Exercise goal
How many lines of the records hold the string "دیگران"? Reply with the number alone.

Input material

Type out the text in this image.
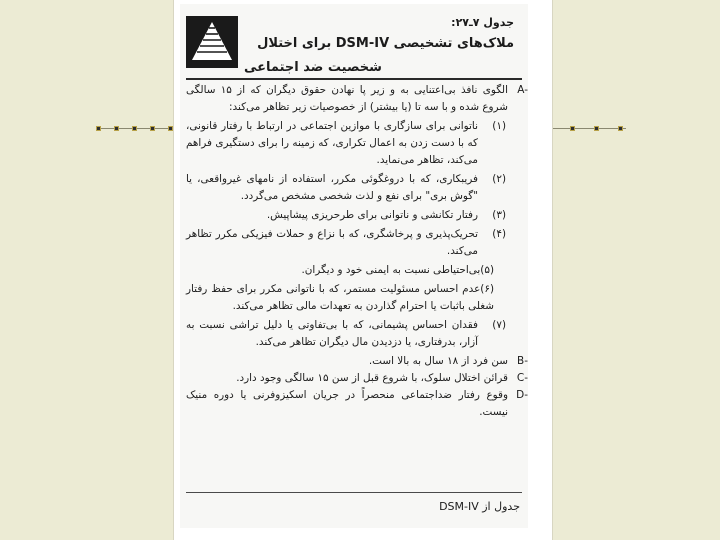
جدول ۷ـ۲۷:
ملاک‌های تشخیصی DSM-IV برای اختلال
شخصیت ضد اجتماعی
A-

الگوی نافذ بی‌اعتنایی به و زیر پا نهادن حقوق دیگران که از ۱۵ سالگی شروع شده و با سه تا (یا بیشتر) از خصوصیات زیر تظاهر می‌کند:

(۱)

ناتوانی برای سازگاری با موازین اجتماعی در ارتباط با رفتار قانونی، که با دست زدن به اعمال تکراری، که زمینه را برای دستگیری فراهم می‌کند، تظاهر می‌نماید.

(۲)

فریبکاری، که با دروغگوئی مکرر، استفاده از نامهای غیرواقعی، یا "گوش بری" برای نفع و لذت شخصی مشخص می‌گردد.

(۳)

رفتار تکانشی و ناتوانی برای طرحریزی پیشاپیش.

(۴)

تحریک‌پذیری و پرخاشگری، که با نزاع و حملات فیزیکی مکرر تظاهر می‌کند.

(۵)بی‌احتیاطی نسبت به ایمنی خود و دیگران.

(۶)عدم احساس مسئولیت مستمر، که با ناتوانی مکرر برای حفظ رفتار شغلی باثبات یا احترام گذاردن به تعهدات مالی تظاهر می‌کند.

(۷)

فقدان احساس پشیمانی، که با بی‌تفاوتی یا دلیل تراشی نسبت به آزار، بدرفتاری، یا دزدیدن مال دیگران تظاهر می‌کند.

B-

سن فرد از ۱۸ سال به بالا است.

C-

قرائن اختلال سلوک، با شروع قبل از سن ۱۵ سالگی وجود دارد.

D-

وقوع رفتار ضداجتماعی منحصراً در جریان اسکیزوفرنی یا دوره منیک نیست.

جدول از DSM-IV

Correct response
3